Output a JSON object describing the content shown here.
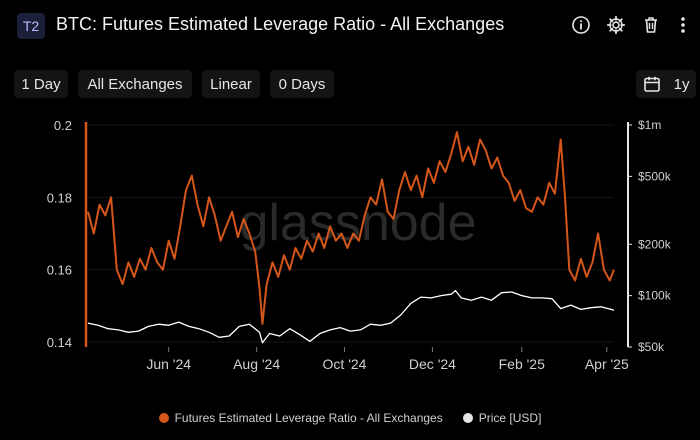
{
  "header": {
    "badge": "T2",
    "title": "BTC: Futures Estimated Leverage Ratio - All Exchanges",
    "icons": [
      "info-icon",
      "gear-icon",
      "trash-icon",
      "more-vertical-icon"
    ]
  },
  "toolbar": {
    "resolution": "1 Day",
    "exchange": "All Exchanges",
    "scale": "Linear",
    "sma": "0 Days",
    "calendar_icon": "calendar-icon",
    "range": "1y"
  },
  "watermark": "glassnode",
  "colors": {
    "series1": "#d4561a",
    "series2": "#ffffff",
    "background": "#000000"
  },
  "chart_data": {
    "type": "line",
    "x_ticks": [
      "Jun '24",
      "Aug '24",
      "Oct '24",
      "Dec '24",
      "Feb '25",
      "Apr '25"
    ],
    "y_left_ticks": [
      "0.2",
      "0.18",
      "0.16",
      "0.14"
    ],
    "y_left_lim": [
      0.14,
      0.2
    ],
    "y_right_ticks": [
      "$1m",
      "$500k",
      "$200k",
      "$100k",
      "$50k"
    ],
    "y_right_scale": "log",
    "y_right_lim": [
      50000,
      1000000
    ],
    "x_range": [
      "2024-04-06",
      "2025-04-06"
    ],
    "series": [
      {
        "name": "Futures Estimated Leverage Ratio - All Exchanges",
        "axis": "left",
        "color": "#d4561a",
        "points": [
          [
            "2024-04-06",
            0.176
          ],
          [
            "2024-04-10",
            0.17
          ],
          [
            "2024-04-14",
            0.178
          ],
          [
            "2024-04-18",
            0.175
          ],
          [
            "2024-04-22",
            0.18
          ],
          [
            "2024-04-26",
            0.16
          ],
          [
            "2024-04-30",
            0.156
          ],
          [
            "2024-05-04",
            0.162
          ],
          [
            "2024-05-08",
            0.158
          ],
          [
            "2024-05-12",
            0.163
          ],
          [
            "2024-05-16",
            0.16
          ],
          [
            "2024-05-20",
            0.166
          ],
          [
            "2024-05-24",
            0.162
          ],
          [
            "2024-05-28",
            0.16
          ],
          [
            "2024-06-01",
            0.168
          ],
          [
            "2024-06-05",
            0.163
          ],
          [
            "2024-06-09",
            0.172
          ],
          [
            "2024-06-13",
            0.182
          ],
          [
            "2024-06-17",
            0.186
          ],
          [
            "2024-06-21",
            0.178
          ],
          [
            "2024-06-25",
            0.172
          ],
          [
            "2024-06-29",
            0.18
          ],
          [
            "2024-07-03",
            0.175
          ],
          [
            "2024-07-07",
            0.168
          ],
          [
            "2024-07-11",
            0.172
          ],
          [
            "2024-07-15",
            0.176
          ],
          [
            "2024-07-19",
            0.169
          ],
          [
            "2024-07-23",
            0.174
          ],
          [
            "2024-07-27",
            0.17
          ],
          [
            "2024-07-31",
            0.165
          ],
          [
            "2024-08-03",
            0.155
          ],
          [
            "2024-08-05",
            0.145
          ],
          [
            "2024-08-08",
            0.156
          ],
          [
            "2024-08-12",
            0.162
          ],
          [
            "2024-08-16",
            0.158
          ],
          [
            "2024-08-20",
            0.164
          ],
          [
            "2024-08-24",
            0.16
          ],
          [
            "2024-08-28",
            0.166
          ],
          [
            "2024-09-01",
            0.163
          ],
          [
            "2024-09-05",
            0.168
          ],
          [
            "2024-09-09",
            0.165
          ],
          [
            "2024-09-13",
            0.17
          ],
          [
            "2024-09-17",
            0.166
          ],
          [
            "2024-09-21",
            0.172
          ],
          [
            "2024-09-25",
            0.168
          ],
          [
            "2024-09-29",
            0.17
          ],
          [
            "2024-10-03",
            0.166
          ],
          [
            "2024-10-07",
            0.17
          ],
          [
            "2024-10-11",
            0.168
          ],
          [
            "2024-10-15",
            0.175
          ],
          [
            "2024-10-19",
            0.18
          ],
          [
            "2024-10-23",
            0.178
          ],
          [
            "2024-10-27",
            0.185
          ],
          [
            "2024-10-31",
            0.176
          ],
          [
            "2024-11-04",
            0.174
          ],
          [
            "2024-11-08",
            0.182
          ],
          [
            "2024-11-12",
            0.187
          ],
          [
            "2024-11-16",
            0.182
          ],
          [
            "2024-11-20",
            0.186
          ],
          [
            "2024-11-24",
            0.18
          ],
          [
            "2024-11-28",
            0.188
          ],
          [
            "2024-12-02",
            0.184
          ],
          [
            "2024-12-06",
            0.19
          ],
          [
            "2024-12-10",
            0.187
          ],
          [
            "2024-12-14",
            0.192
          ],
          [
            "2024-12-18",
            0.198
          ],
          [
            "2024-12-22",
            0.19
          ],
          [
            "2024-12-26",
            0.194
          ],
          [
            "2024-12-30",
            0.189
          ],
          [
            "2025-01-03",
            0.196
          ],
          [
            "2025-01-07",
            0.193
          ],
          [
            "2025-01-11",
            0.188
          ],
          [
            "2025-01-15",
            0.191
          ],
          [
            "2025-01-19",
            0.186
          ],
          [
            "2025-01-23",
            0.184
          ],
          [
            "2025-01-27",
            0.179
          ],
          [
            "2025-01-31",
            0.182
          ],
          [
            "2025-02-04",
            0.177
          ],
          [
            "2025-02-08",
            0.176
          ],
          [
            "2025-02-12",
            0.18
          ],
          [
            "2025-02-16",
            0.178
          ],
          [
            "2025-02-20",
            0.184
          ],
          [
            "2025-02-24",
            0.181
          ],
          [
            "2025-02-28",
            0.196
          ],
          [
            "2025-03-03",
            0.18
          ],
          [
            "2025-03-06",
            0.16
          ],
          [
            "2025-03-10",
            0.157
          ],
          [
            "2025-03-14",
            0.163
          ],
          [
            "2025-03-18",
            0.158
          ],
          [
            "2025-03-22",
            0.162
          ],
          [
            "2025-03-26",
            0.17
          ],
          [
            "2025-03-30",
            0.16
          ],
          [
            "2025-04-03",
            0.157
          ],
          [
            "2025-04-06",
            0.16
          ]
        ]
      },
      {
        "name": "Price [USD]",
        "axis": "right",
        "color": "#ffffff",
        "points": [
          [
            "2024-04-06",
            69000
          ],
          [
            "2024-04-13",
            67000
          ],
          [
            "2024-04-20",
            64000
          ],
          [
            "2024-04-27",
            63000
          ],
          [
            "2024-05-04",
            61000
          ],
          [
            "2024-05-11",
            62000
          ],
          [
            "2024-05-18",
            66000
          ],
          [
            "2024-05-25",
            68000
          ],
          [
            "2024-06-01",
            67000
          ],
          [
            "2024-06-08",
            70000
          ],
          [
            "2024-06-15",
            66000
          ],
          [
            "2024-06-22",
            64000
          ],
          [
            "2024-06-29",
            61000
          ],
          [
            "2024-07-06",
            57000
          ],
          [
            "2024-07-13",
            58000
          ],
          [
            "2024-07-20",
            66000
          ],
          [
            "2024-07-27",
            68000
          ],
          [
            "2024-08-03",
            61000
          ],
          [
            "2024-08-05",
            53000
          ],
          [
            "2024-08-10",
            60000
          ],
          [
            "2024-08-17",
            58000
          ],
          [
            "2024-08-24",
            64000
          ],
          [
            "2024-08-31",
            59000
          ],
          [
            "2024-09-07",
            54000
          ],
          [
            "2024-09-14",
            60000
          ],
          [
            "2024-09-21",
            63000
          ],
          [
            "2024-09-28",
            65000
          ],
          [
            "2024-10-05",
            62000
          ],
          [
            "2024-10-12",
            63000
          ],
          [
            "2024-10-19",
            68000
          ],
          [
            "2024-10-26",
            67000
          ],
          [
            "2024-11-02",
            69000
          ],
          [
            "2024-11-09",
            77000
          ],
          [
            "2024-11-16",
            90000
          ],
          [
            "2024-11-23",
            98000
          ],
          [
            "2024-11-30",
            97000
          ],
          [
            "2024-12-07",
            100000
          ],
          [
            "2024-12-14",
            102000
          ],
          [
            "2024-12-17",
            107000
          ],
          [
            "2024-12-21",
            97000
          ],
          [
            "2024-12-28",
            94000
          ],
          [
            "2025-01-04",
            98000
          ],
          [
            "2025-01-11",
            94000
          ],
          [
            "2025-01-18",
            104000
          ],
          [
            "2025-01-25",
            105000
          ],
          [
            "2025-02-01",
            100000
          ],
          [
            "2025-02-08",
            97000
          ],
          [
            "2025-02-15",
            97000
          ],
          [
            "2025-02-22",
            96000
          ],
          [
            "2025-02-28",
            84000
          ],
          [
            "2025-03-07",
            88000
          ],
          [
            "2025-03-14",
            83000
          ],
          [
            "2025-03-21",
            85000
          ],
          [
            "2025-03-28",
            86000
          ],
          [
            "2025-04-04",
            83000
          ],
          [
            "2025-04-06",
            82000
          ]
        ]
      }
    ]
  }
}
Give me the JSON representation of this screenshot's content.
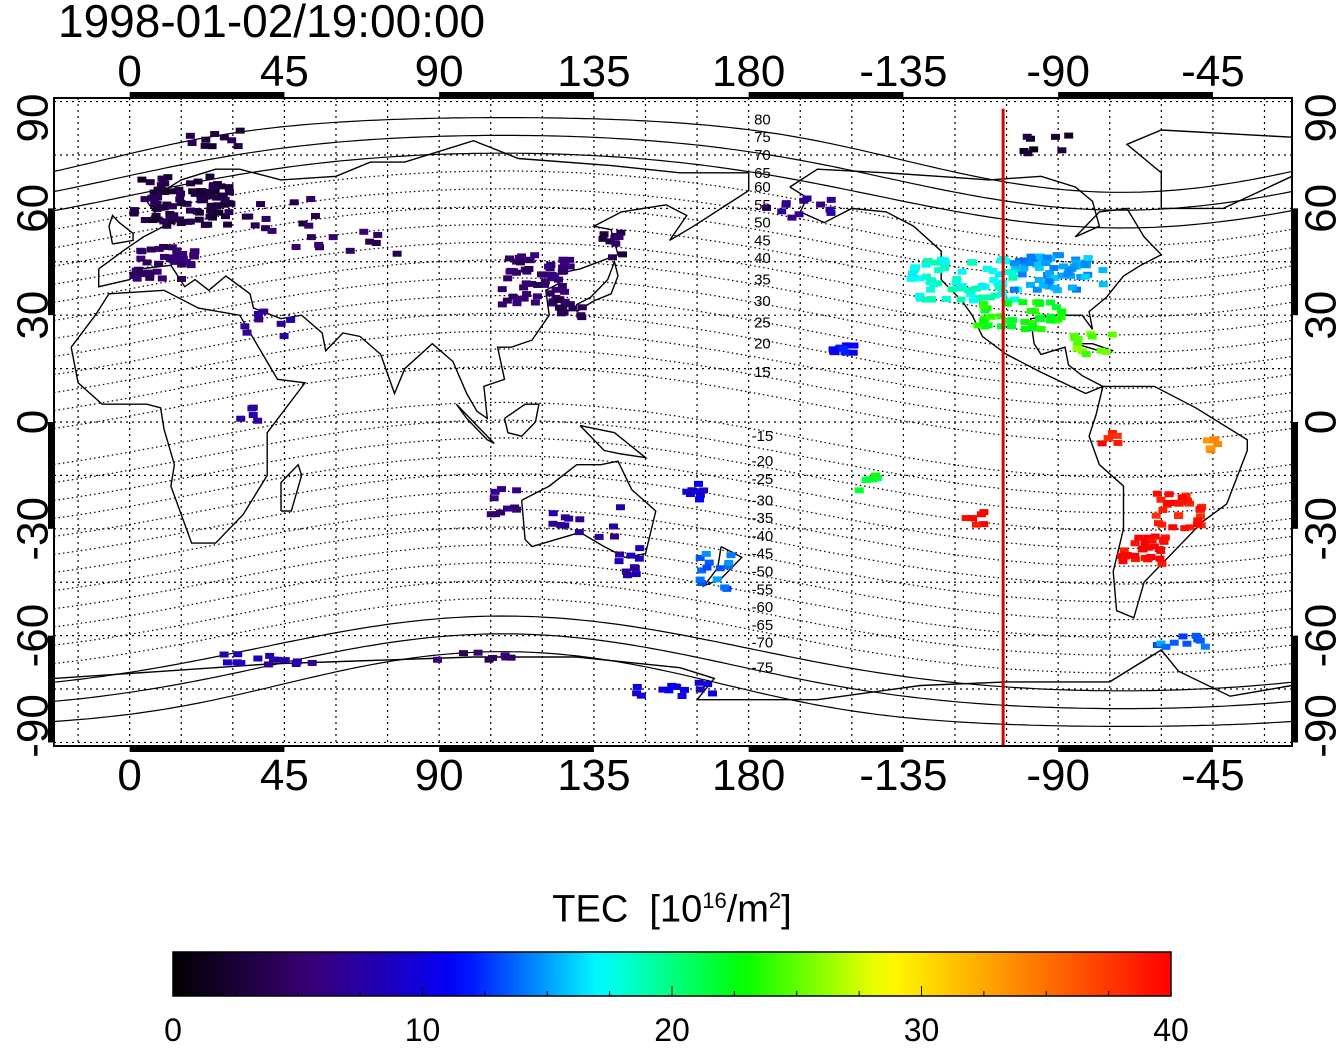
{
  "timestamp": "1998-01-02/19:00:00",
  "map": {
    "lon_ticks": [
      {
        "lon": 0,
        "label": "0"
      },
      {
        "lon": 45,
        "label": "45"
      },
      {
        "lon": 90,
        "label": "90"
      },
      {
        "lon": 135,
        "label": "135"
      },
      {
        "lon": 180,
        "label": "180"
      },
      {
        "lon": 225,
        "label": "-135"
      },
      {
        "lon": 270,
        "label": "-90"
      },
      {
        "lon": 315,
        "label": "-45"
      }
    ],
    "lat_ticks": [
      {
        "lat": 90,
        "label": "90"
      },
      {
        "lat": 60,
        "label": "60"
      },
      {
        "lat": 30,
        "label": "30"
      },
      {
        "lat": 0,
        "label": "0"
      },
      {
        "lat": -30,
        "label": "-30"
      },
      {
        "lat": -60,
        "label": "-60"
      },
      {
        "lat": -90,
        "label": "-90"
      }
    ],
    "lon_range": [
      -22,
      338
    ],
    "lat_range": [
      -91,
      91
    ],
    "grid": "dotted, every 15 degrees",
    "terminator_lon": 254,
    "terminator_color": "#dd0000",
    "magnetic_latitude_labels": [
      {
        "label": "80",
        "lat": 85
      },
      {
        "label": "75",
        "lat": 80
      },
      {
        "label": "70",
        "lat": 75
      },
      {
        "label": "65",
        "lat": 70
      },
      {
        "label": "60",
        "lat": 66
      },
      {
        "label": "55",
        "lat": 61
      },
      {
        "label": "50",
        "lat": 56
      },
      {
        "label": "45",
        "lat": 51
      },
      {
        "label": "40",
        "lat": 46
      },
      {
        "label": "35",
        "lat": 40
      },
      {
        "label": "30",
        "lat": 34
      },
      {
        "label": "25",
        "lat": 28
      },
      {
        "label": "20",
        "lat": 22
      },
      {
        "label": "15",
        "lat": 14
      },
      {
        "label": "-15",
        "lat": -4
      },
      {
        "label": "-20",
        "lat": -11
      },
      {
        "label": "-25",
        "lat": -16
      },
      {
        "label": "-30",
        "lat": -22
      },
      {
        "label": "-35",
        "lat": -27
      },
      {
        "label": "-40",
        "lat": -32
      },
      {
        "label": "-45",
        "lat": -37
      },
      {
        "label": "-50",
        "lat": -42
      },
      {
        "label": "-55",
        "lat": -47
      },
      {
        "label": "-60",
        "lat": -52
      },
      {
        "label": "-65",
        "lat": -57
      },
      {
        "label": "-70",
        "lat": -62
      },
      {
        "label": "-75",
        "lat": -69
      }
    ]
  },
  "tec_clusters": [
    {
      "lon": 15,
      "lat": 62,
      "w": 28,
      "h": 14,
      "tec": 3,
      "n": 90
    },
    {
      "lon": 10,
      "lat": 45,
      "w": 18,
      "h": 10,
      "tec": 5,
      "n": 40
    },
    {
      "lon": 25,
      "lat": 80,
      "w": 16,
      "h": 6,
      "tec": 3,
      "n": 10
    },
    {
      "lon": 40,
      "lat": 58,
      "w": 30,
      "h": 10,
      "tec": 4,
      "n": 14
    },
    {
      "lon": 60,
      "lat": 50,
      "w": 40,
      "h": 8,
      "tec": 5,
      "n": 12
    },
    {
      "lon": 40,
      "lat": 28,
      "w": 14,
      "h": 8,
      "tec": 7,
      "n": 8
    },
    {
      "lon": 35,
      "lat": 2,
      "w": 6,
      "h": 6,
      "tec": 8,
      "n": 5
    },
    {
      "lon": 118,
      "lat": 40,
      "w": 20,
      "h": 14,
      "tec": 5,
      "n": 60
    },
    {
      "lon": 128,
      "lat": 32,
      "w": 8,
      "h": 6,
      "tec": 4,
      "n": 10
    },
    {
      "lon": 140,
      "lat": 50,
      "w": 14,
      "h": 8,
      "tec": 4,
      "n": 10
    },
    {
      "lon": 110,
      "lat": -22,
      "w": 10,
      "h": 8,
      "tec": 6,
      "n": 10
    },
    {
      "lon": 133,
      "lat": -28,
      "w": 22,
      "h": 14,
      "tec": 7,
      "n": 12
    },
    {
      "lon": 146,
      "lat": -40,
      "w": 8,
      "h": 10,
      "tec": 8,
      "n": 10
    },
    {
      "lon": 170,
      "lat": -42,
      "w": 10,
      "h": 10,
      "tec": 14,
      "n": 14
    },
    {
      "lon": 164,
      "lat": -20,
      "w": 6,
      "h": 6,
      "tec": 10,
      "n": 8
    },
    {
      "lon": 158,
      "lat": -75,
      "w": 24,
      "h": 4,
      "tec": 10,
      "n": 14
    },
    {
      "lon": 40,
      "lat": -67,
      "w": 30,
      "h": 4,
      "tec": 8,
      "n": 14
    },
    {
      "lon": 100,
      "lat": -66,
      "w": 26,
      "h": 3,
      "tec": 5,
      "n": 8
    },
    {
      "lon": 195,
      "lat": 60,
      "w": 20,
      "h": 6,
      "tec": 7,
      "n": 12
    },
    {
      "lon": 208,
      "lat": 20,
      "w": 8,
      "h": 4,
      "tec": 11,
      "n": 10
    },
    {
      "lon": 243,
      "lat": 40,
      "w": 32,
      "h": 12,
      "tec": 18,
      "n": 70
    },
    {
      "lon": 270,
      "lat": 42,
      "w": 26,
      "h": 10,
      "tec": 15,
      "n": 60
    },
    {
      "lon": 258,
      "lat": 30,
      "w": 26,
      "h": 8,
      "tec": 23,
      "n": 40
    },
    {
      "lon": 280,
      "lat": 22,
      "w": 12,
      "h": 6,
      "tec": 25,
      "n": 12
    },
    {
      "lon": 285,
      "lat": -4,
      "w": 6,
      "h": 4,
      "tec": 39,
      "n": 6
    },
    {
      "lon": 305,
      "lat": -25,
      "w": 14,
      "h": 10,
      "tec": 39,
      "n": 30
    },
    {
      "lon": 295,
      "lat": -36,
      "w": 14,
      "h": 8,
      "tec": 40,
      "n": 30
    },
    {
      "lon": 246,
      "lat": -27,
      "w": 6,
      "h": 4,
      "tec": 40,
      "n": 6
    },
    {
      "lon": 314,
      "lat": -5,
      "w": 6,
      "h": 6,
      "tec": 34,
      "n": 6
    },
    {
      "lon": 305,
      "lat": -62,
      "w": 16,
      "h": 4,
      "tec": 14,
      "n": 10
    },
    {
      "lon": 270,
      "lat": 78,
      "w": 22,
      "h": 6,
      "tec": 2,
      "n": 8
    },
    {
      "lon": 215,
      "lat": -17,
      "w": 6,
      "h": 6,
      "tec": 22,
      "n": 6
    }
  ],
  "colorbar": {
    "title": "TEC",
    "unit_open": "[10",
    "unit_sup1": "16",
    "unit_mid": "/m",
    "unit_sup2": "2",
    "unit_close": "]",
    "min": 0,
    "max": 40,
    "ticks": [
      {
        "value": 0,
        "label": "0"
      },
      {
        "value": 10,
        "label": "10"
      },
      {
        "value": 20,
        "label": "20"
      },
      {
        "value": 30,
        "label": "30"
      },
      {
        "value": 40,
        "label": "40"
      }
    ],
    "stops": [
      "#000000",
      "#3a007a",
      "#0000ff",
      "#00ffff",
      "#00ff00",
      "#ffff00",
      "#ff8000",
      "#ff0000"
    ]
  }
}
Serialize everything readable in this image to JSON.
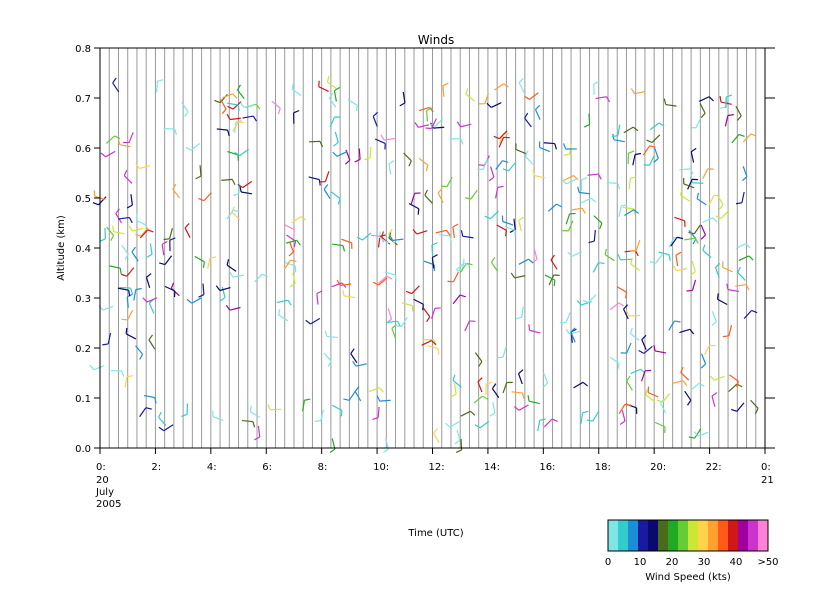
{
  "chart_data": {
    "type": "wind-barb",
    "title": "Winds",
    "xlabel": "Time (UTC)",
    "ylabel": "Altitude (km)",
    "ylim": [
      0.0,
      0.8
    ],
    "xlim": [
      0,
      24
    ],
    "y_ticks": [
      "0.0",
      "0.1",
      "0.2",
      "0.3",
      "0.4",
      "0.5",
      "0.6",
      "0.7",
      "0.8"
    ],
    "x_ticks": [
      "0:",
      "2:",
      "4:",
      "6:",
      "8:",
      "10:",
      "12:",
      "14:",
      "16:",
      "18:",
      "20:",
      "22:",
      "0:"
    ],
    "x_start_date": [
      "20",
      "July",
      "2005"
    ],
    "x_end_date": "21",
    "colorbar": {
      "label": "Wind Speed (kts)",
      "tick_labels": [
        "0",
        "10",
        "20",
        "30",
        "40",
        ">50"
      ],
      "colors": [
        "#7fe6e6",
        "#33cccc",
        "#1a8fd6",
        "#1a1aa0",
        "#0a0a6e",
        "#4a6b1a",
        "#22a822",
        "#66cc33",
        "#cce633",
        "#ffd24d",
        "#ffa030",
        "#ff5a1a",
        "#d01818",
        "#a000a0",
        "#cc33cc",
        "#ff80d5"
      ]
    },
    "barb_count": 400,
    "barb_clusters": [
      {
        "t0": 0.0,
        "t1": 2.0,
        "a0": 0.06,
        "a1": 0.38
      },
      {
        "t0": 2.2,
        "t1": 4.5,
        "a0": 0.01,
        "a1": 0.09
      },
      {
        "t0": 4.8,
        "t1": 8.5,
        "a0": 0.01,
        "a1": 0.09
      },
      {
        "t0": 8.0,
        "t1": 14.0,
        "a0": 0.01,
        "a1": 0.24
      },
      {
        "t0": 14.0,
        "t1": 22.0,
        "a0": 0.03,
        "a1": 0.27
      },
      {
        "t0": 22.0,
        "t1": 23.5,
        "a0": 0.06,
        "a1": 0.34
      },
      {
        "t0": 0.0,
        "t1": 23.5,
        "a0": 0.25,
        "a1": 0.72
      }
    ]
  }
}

> **GIVEN REQUEST**
Go over the data above and copy every line that has the word "Exchanges" in it.

> **EXPECTED ANSWER**
    "title": "BTC: Futures Estimated Leverage Ratio - All Exchanges",
    "exchange": "All Exchanges",
        "name": "Futures Estimated Leverage Ratio - All Exchanges",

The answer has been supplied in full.